◆ Records provided
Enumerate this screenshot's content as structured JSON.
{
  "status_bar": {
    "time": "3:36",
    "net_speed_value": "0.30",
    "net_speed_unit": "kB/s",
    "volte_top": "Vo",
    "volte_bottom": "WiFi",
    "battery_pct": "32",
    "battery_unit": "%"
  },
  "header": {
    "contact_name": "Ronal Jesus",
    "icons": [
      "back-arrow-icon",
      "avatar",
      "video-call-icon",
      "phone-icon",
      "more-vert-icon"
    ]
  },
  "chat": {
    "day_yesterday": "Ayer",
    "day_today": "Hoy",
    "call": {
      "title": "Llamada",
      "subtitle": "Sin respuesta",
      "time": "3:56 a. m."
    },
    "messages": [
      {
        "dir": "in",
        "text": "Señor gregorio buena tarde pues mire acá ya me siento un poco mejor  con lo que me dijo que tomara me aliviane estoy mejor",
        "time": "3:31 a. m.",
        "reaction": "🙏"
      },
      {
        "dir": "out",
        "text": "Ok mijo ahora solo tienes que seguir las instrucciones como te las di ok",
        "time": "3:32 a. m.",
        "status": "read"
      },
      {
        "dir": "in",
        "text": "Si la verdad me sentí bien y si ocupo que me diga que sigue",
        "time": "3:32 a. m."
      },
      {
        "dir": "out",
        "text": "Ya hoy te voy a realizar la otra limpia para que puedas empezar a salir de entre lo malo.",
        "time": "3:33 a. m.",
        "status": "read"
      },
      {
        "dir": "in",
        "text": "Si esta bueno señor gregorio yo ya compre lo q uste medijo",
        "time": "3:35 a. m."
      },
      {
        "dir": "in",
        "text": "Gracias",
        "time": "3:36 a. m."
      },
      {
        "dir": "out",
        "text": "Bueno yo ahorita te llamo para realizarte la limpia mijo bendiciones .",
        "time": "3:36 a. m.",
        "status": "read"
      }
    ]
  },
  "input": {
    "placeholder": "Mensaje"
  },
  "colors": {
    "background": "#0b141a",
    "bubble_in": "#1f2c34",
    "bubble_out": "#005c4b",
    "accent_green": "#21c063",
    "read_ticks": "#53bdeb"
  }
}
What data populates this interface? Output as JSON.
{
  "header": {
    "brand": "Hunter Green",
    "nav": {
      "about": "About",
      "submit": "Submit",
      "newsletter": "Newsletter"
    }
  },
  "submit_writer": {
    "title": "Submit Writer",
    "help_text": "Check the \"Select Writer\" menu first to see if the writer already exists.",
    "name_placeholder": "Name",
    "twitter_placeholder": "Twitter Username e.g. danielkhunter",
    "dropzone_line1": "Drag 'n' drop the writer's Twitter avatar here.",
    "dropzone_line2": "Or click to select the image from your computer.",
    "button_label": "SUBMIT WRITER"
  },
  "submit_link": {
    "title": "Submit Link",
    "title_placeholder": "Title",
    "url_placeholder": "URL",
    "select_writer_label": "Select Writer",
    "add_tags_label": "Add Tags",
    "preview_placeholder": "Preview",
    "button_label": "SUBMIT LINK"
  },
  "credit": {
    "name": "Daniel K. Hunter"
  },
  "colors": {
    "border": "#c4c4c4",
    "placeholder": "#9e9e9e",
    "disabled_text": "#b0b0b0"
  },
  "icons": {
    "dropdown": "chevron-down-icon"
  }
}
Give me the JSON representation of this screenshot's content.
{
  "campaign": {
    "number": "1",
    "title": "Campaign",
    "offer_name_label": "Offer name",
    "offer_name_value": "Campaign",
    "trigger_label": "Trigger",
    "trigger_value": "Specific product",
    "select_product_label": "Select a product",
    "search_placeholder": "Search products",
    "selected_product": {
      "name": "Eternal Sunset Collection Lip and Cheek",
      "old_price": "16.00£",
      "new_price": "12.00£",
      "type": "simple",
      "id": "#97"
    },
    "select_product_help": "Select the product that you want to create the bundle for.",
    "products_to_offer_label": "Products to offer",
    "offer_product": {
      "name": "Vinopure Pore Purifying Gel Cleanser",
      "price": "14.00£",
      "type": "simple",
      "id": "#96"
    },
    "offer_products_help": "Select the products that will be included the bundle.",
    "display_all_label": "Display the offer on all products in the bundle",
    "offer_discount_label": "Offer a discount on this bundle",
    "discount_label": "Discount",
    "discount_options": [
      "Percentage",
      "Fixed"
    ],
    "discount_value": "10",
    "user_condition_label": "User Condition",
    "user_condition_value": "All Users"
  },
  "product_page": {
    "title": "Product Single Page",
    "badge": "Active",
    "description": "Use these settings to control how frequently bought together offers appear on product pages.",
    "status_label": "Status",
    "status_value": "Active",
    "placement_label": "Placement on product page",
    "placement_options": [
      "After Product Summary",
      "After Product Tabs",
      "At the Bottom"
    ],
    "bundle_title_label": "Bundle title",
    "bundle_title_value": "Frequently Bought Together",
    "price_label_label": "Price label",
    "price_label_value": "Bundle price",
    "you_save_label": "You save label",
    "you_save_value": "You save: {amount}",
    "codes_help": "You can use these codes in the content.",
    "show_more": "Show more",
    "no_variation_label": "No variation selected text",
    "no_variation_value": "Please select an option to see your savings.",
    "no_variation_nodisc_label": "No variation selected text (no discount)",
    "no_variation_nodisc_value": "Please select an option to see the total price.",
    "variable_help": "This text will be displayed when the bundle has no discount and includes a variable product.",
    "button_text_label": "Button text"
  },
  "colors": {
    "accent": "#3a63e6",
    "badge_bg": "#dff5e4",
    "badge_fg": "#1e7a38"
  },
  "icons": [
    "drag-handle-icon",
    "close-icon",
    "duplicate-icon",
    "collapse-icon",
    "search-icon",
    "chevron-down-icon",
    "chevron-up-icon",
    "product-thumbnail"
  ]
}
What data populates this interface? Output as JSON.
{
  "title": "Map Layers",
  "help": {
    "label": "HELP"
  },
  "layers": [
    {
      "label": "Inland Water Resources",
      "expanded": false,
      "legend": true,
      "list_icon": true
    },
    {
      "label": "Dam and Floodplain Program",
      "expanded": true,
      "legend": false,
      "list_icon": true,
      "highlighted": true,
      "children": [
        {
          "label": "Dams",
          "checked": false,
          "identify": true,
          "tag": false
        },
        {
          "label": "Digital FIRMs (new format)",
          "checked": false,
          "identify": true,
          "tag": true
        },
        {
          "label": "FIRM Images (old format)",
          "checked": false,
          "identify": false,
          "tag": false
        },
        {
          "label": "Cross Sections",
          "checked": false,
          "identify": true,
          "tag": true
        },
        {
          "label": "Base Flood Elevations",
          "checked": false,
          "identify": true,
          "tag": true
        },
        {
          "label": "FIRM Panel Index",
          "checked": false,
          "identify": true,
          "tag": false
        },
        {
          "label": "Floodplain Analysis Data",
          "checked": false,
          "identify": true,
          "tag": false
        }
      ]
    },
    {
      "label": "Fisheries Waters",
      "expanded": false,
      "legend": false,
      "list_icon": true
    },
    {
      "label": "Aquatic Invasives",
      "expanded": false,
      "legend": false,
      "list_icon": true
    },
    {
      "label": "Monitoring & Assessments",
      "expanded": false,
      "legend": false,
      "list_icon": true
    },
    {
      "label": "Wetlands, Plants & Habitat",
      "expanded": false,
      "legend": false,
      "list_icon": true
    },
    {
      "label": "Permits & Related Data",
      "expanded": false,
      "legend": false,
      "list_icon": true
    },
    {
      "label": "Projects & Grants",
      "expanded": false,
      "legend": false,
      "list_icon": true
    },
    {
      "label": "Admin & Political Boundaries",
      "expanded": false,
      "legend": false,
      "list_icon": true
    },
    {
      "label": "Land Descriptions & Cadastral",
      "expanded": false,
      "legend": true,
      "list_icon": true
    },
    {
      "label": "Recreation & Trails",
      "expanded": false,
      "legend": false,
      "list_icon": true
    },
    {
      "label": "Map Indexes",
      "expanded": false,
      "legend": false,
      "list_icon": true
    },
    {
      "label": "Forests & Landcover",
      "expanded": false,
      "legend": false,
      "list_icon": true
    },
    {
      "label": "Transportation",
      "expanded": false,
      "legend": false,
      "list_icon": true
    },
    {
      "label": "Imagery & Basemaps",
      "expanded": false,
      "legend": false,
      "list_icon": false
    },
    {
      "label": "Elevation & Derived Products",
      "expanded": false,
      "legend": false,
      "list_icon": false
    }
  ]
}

◆ Exercise
Filter the records, keeping only lines that contain "mijo", and show those lines.

◆ Result of this exercise
        "text": "Ok mijo ahora solo tienes que seguir las instrucciones como te las di ok",
        "text": "Bueno yo ahorita te llamo para realizarte la limpia mijo bendiciones .",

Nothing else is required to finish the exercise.